### CHALLENGE
Transcribe nothing but the lines from the one with "Give me the" to the end of the entries, both included, keeping each exact and leaving every picture out.

::::::::::

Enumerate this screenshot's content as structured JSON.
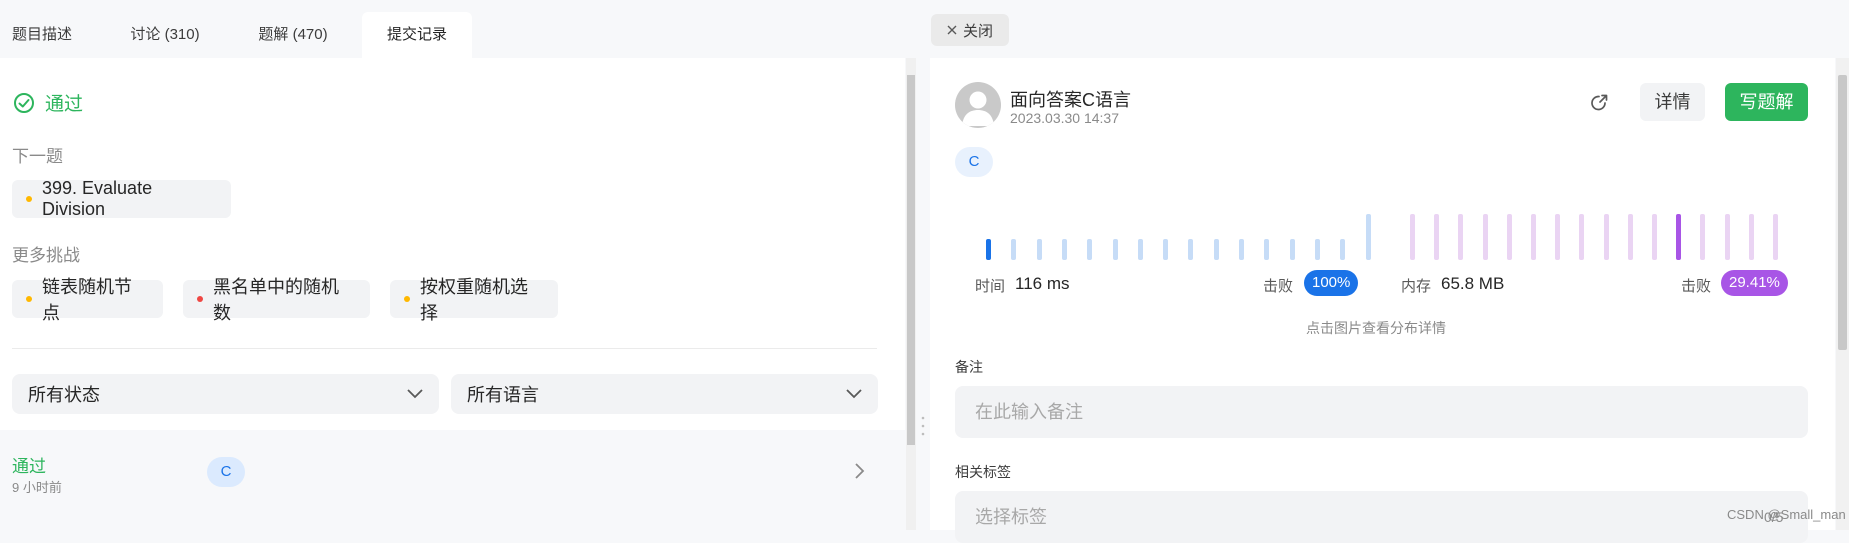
{
  "tabs": [
    {
      "label": "题目描述"
    },
    {
      "label": "讨论 (310)"
    },
    {
      "label": "题解 (470)"
    },
    {
      "label": "提交记录"
    }
  ],
  "left": {
    "status": "通过",
    "next_label": "下一题",
    "next_problem": "399. Evaluate Division",
    "more_label": "更多挑战",
    "challenges": [
      {
        "label": "链表随机节点",
        "color": "#ffb800"
      },
      {
        "label": "黑名单中的随机数",
        "color": "#ef4743"
      },
      {
        "label": "按权重随机选择",
        "color": "#ffb800"
      }
    ],
    "filters": {
      "status": "所有状态",
      "language": "所有语言"
    },
    "submission": {
      "status": "通过",
      "time": "9 小时前",
      "lang": "C"
    }
  },
  "right": {
    "close_label": "关闭",
    "author": "面向答案C语言",
    "date": "2023.03.30 14:37",
    "detail_label": "详情",
    "write_label": "写题解",
    "language_tag": "C",
    "runtime": {
      "label": "时间",
      "value": "116 ms",
      "beat_label": "击败",
      "beat": "100%",
      "color": "#1a73e8",
      "light": "#c6dcf7",
      "bar_levels": [
        0.45,
        0.45,
        0.45,
        0.45,
        0.45,
        0.45,
        0.45,
        0.45,
        0.45,
        0.45,
        0.45,
        0.45,
        0.45,
        0.45,
        0.45,
        1.0
      ],
      "highlight_index": 0
    },
    "memory": {
      "label": "内存",
      "value": "65.8 MB",
      "beat_label": "击败",
      "beat": "29.41%",
      "color": "#a855e6",
      "light": "#ead4f3",
      "bar_levels": [
        1,
        1,
        1,
        1,
        1,
        1,
        1,
        1,
        1,
        1,
        1,
        1,
        1,
        1,
        1,
        1
      ],
      "highlight_index": 11
    },
    "chart_hint": "点击图片查看分布详情",
    "note_label": "备注",
    "note_placeholder": "在此输入备注",
    "tags_label": "相关标签",
    "tags_placeholder": "选择标签",
    "tags_count": "0/5"
  },
  "watermark": "CSDN @Small_man"
}
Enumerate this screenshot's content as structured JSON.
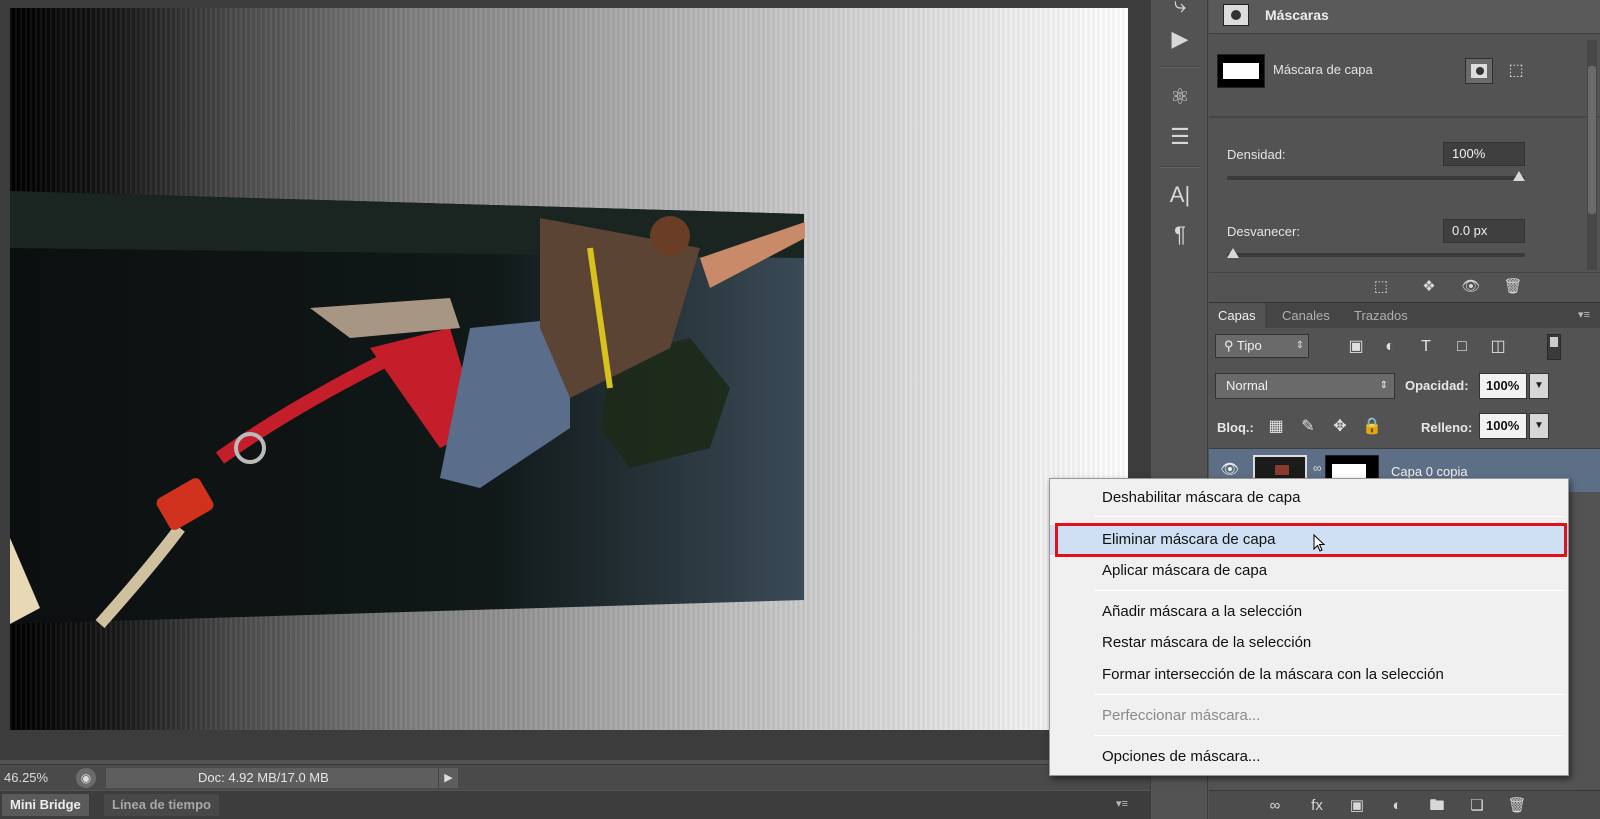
{
  "status": {
    "zoom": "46.25%",
    "doc_info": "Doc: 4.92 MB/17.0 MB"
  },
  "bottom_tabs": [
    "Mini Bridge",
    "Línea de tiempo"
  ],
  "masks_panel": {
    "title": "Máscaras",
    "layer_mask_label": "Máscara de capa",
    "density_label": "Densidad:",
    "density_value": "100%",
    "density_level": 1.0,
    "feather_label": "Desvanecer:",
    "feather_value": "0.0 px",
    "feather_level": 0.0
  },
  "layers_panel": {
    "tabs": [
      "Capas",
      "Canales",
      "Trazados"
    ],
    "filter_label": "Tipo",
    "blend_mode": "Normal",
    "opacity_label": "Opacidad:",
    "opacity_value": "100%",
    "lock_label": "Bloq.:",
    "fill_label": "Relleno:",
    "fill_value": "100%",
    "layer_name": "Capa 0 copia"
  },
  "context_menu": {
    "items": [
      {
        "label": "Deshabilitar máscara de capa",
        "disabled": false
      },
      {
        "label": "Eliminar máscara de capa",
        "disabled": false
      },
      {
        "label": "Aplicar máscara de capa",
        "disabled": false
      },
      {
        "label": "Añadir máscara a la selección",
        "disabled": false
      },
      {
        "label": "Restar máscara de la selección",
        "disabled": false
      },
      {
        "label": "Formar intersección de la máscara con la selección",
        "disabled": false
      },
      {
        "label": "Perfeccionar máscara...",
        "disabled": true
      },
      {
        "label": "Opciones de máscara...",
        "disabled": false
      }
    ],
    "highlighted_item": "Eliminar máscara de capa",
    "highlight_color": "#e3101c"
  },
  "icons": {
    "tools": [
      "history-brush-icon",
      "play-action-icon",
      "tool-presets-icon",
      "adjust-sliders-icon",
      "character-icon",
      "paragraph-icon"
    ],
    "mask_panel": [
      "mask-icon",
      "pixel-mask-icon",
      "vector-mask-icon",
      "selection-icon",
      "apply-mask-icon",
      "visibility-icon",
      "delete-icon"
    ],
    "layers_filter": [
      "search-icon",
      "image-filter-icon",
      "adjustment-filter-icon",
      "text-filter-icon",
      "shape-filter-icon",
      "smart-object-filter-icon"
    ],
    "locks": [
      "lock-transparent-icon",
      "lock-image-icon",
      "lock-position-icon",
      "lock-all-icon"
    ],
    "layers_bottom": [
      "link-icon",
      "fx-icon",
      "add-mask-icon",
      "adjustment-layer-icon",
      "new-group-icon",
      "new-layer-icon",
      "trash-icon"
    ]
  }
}
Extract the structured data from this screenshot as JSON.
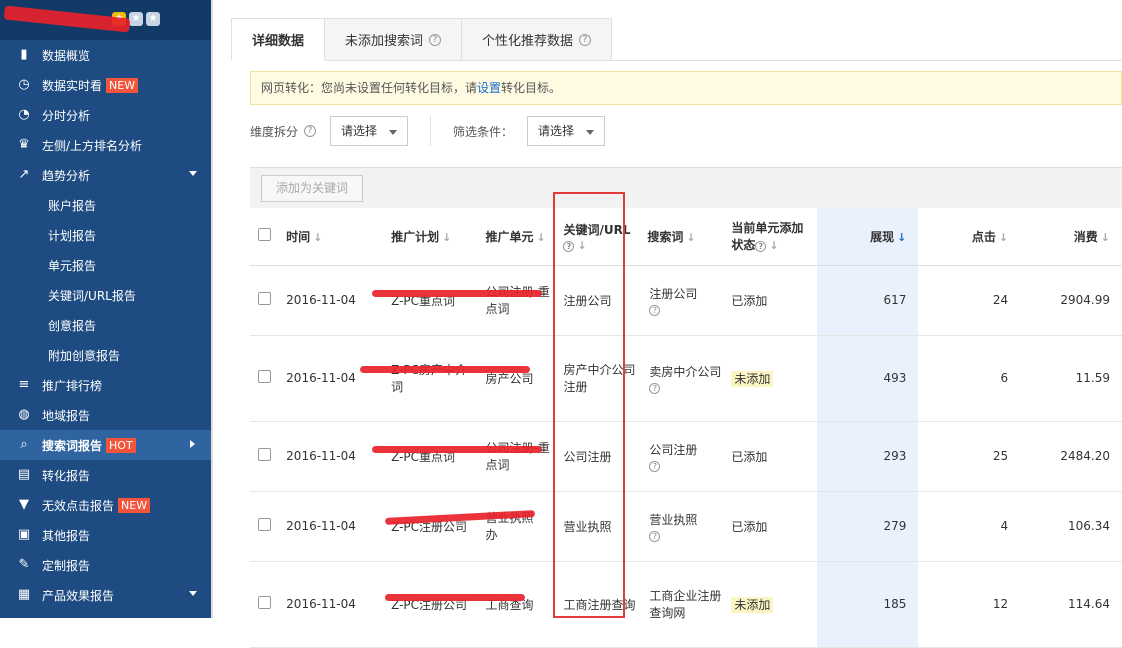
{
  "sidebar": {
    "stars": [
      "★",
      "★",
      "★"
    ],
    "items": [
      {
        "label": "数据概览",
        "icon": "bar-chart-icon",
        "glyph": "▮"
      },
      {
        "label": "数据实时看",
        "icon": "stopwatch-icon",
        "glyph": "◷",
        "badge": "NEW"
      },
      {
        "label": "分时分析",
        "icon": "clock-icon",
        "glyph": "◔"
      },
      {
        "label": "左侧/上方排名分析",
        "icon": "trophy-icon",
        "glyph": "♛"
      },
      {
        "label": "趋势分析",
        "icon": "trend-chart-icon",
        "glyph": "↗"
      }
    ],
    "sub_items": [
      "账户报告",
      "计划报告",
      "单元报告",
      "关键词/URL报告",
      "创意报告",
      "附加创意报告"
    ],
    "items2": [
      {
        "label": "推广排行榜",
        "icon": "list-icon",
        "glyph": "≡"
      },
      {
        "label": "地域报告",
        "icon": "globe-icon",
        "glyph": "◍"
      },
      {
        "label": "搜索词报告",
        "icon": "search-icon",
        "glyph": "⌕",
        "badge": "HOT"
      },
      {
        "label": "转化报告",
        "icon": "clipboard-icon",
        "glyph": "▤"
      },
      {
        "label": "无效点击报告",
        "icon": "filter-icon",
        "glyph": "▼",
        "badge": "NEW"
      },
      {
        "label": "其他报告",
        "icon": "square-icon",
        "glyph": "▣"
      },
      {
        "label": "定制报告",
        "icon": "edit-icon",
        "glyph": "✎"
      },
      {
        "label": "产品效果报告",
        "icon": "calculator-icon",
        "glyph": "▦"
      }
    ]
  },
  "tabs": [
    "详细数据",
    "未添加搜索词",
    "个性化推荐数据"
  ],
  "notice": {
    "prefix": "网页转化：您尚未设置任何转化目标，请",
    "link": "设置",
    "suffix": "转化目标。"
  },
  "filters": {
    "dimension_label": "维度拆分",
    "dimension_value": "请选择",
    "condition_label": "筛选条件：",
    "condition_value": "请选择"
  },
  "toolbar": {
    "add_keyword": "添加为关键词"
  },
  "columns": {
    "time": "时间",
    "plan": "推广计划",
    "unit": "推广单元",
    "keyword": "关键词/URL",
    "search_term": "搜索词",
    "status_line1": "当前单元添加",
    "status_line2": "状态",
    "impressions": "展现",
    "clicks": "点击",
    "cost": "消费"
  },
  "rows": [
    {
      "date": "2016-11-04",
      "plan": "Z-PC重点词",
      "unit_l1": "公司注册-重",
      "unit_l2": "点词",
      "keyword": "注册公司",
      "search_term": "注册公司",
      "status": "已添加",
      "impressions": "617",
      "clicks": "24",
      "cost": "2904.99"
    },
    {
      "date": "2016-11-04",
      "plan_l1": "Z-PC房产中介",
      "plan_l2": "词",
      "unit_l1": "房产公司",
      "keyword": "房产中介公司注册",
      "search_term": "卖房中介公司",
      "status": "未添加",
      "impressions": "493",
      "clicks": "6",
      "cost": "11.59"
    },
    {
      "date": "2016-11-04",
      "plan": "Z-PC重点词",
      "unit_l1": "公司注册-重",
      "unit_l2": "点词",
      "keyword": "公司注册",
      "search_term": "公司注册",
      "status": "已添加",
      "impressions": "293",
      "clicks": "25",
      "cost": "2484.20"
    },
    {
      "date": "2016-11-04",
      "plan": "Z-PC注册公司",
      "unit_l1": "营业执照",
      "unit_l2": "办",
      "keyword": "营业执照",
      "search_term": "营业执照",
      "status": "已添加",
      "impressions": "279",
      "clicks": "4",
      "cost": "106.34"
    },
    {
      "date": "2016-11-04",
      "plan": "Z-PC注册公司",
      "unit_l1": "工商查询",
      "keyword": "工商注册查询",
      "search_term": "工商企业注册查询网",
      "status": "未添加",
      "impressions": "185",
      "clicks": "12",
      "cost": "114.64"
    }
  ],
  "colors": {
    "sidebar": "#1e4c82",
    "accent": "#1a6dcc",
    "annotation": "#e23b3b"
  }
}
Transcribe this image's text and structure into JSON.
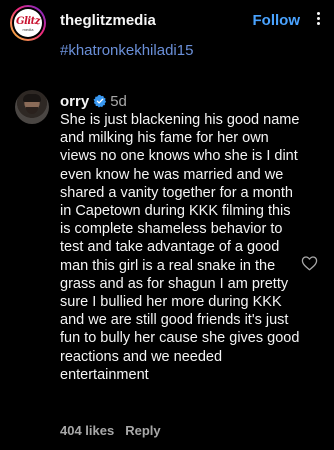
{
  "header": {
    "account_name": "theglitzmedia",
    "follow_label": "Follow",
    "logo_text": "Glitz",
    "logo_subtext": "media"
  },
  "caption_tail": {
    "hashtag": "#khatronkekhiladi15"
  },
  "comment": {
    "username": "orry",
    "verified": true,
    "time_ago": "5d",
    "text": "She is just blackening his good name and milking his fame for her own views no one knows who she is I dint even know he was married and we shared a vanity together for a month in Capetown during KKK filming this is complete shameless behavior to test and take advantage of a good man this girl is a real snake in the grass and as for shagun I am pretty sure I bullied her more during KKK and we are still good friends it's just fun to bully her cause she gives good reactions and we needed entertainment",
    "likes": "404 likes",
    "reply_label": "Reply"
  },
  "icons": {
    "more": "more-icon",
    "verified": "verified-badge-icon",
    "like": "heart-icon"
  },
  "colors": {
    "background": "#000000",
    "text": "#f5f5f5",
    "muted": "#a8a8a8",
    "follow": "#4aa3ff",
    "hashtag": "#6a8fd8",
    "verified": "#3897f0"
  }
}
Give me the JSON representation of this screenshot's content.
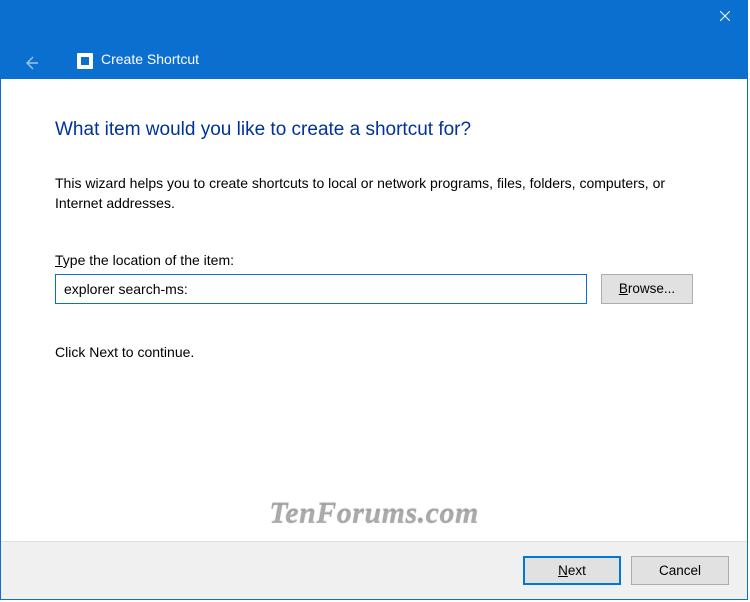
{
  "window": {
    "title": "Create Shortcut"
  },
  "page": {
    "heading": "What item would you like to create a shortcut for?",
    "description": "This wizard helps you to create shortcuts to local or network programs, files, folders, computers, or Internet addresses.",
    "field_label_prefix": "T",
    "field_label_rest": "ype the location of the item:",
    "location_value": "explorer search-ms:",
    "browse_prefix": "B",
    "browse_rest": "rowse...",
    "continue_text": "Click Next to continue."
  },
  "footer": {
    "next_prefix": "N",
    "next_rest": "ext",
    "cancel": "Cancel"
  },
  "watermark": "TenForums.com"
}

::::::::::

### RESULT
Give me the JSON representation of this screenshot's content.
{
  "window": {
    "title": "Create Shortcut"
  },
  "page": {
    "heading": "What item would you like to create a shortcut for?",
    "description": "This wizard helps you to create shortcuts to local or network programs, files, folders, computers, or Internet addresses.",
    "field_label_prefix": "T",
    "field_label_rest": "ype the location of the item:",
    "location_value": "explorer search-ms:",
    "browse_prefix": "B",
    "browse_rest": "rowse...",
    "continue_text": "Click Next to continue."
  },
  "footer": {
    "next_prefix": "N",
    "next_rest": "ext",
    "cancel": "Cancel"
  },
  "watermark": "TenForums.com"
}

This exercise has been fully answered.